Am Samstagmorgen reihte ich mich in die kurze Schlange am Einlass ein. In der Halle war ich erst einmal überrascht wie viele Karateka unterschiedlichster Stilrichtungen und Nationen anwesend waren. Insgesamt um die 100 Teilnehmer mit Vertreter aus Goju-ryu, Shotokan, Wado-ryu und Koryū Uchinādi. Die Teilnehmer kamen soweit ich es mitbekommen habe aus ganz Deutschland, Dänemark, Australien, Tschechien und Polen.
Kurz nach 10 Uhr ging es nach einer kurzen zeremoniellen Begrüßung los. Bevor wir uns der Kata widmeten gab Sensei McCarthy uns eine Kostprobe seines sehr umfangreichen und beeindruckenden Wissens über die Wege von Karate und dessen Vergangenheit. Dabei stellet er die Frage: „Was ist Karate?“ und beantwortete sie in seinen folgenden Ausführenden mit „Karate ist Kata“. Ryushan war die Kata die wir an diesem Tag sowohl als Solo-Form als auch als Partner-Form kennen lernten. Zunächst wollten wir aus zeitlichen Gründen uns auf die Solo-Form fokussieren. Diesen Plan verwarf Sensei McCarthy allerdings wieder recht schnell und wir gingen die Kata Schritt für Schritt durch. Für jeden Teil den wir in der Solo-Form behandelten wurde in der Partner-Form die Anwendung gezeigt. Das ist eines der Dinge die ich an Koryū Uchinādi sehr schätze und dass Sensei McCarthy uns die Kata nicht ohne diese Vorgehen lehren wollte, zeigte wie wichtig dieser Grundsatz ist. Problematisch war, dass wir nun das Pensum von zwei Tagen an einem Tag durchziehen mussten. Also schwitzten wir ordentlich, gefolgt von kurzen Ruhephasen in denen Sensei uns mit Anekdoten und Erklärungen den nächsten Teil der Kata lehrte. Am Ende des Tages hatten wir alle Teile behandelt und Sensei McCarthy beendete die Veranstaltung mit einer kurzen Abschlusszeremonie. Eine kleine Gruppe ging noch zu einem gemeinsamen Abendprogramm über, dem ich mich aber nicht anschloss.
Als ich am Sonntag eintraf waren wir deutlich weniger Teilnehmer, was für die bevorstehende Bo Kata Sakugawa no Kon allerdings aus Platzgründen von Vorteil war. Dennoch hatten sich etwa 80 Karateka eingefunden, fast alle hatten bereits am Vortag teilgenommen. Wieder begannen wir mit einer kurzen Begrüßung und kleinen Erwärmung, welche einem spielerischen Tanz glich in dem uns Sensei McCarthy sein Können mit dem Bo demonstrierte, was mich sehr beeindruckte.

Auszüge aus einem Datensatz

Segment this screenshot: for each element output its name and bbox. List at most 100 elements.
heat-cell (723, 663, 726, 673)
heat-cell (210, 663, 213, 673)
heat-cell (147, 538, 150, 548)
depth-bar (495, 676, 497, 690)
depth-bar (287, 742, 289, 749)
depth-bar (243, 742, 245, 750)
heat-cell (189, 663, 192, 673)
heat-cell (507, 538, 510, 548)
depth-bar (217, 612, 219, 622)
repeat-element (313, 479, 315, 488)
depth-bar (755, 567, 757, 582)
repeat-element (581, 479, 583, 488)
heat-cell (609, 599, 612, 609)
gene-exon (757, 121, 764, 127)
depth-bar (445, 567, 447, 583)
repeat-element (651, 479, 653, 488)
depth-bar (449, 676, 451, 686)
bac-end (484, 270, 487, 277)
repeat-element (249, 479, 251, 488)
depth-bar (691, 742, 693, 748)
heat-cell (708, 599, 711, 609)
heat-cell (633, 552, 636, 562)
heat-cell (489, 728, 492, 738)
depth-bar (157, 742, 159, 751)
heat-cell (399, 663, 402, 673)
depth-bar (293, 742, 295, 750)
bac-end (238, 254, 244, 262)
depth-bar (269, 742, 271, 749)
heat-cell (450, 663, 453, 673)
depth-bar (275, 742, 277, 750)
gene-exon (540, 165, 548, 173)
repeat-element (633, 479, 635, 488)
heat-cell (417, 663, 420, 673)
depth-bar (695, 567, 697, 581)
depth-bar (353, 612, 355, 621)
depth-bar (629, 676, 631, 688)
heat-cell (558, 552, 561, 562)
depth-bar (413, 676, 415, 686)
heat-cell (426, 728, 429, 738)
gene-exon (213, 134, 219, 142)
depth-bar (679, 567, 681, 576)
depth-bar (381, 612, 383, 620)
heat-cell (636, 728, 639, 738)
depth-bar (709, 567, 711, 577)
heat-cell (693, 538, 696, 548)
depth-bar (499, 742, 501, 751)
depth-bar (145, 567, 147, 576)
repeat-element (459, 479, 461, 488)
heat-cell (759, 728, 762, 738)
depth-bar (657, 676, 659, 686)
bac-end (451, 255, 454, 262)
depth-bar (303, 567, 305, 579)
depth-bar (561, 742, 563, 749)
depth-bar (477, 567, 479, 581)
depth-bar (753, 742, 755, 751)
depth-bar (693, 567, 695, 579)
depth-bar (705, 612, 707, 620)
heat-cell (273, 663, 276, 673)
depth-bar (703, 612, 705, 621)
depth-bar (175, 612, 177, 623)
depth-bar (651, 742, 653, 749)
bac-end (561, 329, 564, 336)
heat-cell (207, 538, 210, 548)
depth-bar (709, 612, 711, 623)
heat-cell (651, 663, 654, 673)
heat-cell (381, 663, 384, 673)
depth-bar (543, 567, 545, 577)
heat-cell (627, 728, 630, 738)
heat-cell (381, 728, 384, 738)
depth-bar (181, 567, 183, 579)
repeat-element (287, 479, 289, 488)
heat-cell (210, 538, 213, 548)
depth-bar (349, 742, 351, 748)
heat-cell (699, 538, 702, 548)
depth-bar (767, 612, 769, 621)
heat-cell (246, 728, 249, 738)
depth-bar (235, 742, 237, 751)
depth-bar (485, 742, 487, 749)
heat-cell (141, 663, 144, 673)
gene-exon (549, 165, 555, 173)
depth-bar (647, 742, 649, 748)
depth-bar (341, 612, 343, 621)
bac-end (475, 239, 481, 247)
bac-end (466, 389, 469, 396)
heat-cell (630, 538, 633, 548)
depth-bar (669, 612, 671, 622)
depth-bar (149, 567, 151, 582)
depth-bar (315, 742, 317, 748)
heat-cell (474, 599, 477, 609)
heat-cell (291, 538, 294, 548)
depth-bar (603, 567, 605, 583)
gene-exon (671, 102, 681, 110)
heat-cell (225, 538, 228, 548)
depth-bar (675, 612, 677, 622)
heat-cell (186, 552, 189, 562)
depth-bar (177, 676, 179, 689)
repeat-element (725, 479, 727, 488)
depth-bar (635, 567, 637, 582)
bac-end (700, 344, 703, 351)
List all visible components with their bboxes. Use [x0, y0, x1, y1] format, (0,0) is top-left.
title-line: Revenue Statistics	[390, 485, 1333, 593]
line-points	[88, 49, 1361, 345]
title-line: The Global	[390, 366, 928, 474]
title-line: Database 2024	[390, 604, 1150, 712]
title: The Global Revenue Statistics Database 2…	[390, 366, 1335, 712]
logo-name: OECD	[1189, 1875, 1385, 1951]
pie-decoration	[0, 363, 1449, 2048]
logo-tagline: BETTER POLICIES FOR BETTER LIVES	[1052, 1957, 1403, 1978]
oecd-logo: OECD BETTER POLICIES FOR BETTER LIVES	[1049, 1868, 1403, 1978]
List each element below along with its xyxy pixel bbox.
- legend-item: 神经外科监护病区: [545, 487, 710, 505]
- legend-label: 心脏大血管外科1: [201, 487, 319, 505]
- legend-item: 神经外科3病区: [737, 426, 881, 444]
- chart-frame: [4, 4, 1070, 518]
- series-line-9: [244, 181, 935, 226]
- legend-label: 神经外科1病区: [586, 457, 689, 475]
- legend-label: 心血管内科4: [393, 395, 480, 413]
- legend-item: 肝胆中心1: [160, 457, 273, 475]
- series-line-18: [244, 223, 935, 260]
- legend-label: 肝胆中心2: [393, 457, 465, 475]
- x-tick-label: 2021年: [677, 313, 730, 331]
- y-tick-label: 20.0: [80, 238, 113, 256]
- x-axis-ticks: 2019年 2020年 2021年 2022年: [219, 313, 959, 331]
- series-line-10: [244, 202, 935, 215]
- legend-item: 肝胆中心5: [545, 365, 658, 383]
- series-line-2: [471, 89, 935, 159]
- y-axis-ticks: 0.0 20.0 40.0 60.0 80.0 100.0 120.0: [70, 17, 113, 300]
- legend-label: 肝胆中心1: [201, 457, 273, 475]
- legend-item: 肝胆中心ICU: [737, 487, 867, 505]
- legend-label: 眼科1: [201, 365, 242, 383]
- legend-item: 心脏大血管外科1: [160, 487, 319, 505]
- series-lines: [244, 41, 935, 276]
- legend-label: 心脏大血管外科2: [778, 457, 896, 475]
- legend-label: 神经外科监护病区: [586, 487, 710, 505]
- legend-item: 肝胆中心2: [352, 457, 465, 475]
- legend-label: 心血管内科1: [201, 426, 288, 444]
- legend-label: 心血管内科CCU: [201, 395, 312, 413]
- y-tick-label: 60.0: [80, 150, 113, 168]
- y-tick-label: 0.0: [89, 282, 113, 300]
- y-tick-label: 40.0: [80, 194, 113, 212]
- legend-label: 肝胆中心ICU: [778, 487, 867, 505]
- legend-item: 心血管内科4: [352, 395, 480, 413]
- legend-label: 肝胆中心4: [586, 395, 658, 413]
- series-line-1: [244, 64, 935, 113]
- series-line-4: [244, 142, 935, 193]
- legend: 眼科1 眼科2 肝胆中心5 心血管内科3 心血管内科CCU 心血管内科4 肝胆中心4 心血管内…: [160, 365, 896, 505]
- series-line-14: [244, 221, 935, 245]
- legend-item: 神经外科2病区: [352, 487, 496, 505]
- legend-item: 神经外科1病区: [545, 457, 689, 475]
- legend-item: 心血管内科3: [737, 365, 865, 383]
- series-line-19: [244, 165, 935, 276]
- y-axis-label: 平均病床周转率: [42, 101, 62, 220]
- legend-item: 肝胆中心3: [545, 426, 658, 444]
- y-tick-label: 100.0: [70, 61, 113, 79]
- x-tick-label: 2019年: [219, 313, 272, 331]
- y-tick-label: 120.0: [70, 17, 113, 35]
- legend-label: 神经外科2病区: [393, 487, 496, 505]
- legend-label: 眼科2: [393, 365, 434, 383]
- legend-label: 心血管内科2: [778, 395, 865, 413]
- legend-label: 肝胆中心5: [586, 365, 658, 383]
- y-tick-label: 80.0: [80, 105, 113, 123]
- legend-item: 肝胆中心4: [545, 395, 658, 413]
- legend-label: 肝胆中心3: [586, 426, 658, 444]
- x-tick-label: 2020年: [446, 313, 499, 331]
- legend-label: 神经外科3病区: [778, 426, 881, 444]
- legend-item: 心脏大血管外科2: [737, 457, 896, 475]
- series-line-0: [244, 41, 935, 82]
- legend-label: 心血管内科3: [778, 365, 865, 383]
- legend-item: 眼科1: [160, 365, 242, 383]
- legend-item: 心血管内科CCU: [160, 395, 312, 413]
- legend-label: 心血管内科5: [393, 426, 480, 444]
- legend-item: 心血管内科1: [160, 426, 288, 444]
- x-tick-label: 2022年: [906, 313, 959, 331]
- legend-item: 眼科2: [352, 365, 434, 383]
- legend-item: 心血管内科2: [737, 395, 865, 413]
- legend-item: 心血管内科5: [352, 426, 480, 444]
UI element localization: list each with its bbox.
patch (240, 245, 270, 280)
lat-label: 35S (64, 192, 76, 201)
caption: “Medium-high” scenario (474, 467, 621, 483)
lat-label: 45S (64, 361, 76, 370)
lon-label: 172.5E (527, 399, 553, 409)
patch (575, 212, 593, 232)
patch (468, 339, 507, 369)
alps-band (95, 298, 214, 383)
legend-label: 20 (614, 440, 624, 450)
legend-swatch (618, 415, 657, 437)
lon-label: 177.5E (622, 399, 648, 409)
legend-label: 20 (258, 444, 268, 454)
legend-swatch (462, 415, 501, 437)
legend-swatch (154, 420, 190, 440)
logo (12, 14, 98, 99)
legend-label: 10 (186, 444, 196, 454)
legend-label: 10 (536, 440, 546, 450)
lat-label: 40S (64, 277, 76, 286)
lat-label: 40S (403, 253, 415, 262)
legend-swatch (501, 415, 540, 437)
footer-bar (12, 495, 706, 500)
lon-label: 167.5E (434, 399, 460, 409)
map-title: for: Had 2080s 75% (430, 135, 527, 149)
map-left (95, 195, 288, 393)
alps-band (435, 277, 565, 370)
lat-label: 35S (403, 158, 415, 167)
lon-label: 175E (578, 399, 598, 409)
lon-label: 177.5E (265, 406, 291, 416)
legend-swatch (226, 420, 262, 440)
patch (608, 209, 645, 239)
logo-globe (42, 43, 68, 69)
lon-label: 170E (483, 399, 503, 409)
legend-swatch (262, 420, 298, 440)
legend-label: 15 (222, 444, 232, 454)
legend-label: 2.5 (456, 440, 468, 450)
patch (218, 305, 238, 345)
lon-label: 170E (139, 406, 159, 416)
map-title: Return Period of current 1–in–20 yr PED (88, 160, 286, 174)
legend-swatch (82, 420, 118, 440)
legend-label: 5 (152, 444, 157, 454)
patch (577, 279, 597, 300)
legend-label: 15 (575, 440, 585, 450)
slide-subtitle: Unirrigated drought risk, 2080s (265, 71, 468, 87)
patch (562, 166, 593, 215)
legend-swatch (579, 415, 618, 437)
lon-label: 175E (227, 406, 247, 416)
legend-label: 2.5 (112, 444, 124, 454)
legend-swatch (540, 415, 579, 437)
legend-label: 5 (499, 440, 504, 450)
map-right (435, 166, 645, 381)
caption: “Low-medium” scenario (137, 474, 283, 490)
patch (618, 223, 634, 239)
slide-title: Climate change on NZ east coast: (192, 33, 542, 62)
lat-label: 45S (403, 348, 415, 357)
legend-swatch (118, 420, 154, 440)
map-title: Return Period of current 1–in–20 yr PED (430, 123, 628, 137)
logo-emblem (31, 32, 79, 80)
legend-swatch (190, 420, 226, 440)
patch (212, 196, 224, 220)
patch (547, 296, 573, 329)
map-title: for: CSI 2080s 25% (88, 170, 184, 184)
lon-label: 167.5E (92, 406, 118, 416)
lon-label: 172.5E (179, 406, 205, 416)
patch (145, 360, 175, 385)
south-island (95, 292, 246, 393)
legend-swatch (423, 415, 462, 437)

**ZIEL DER AUFGABE**
Beantworte die folgenden Fragen anhand des Textblocks.
1. Welche Kata lernten die Teilnehmer am Samstag kennen?
2. Wie viele Karateka hatten sich am Sonntag ungefähr eingefunden?
3. Welche Bo-Kata stand am Sonntag bevor?

**ERGEBNIS**
1. Ryushan
2. Etwa 80
3. Sakugawa no Kon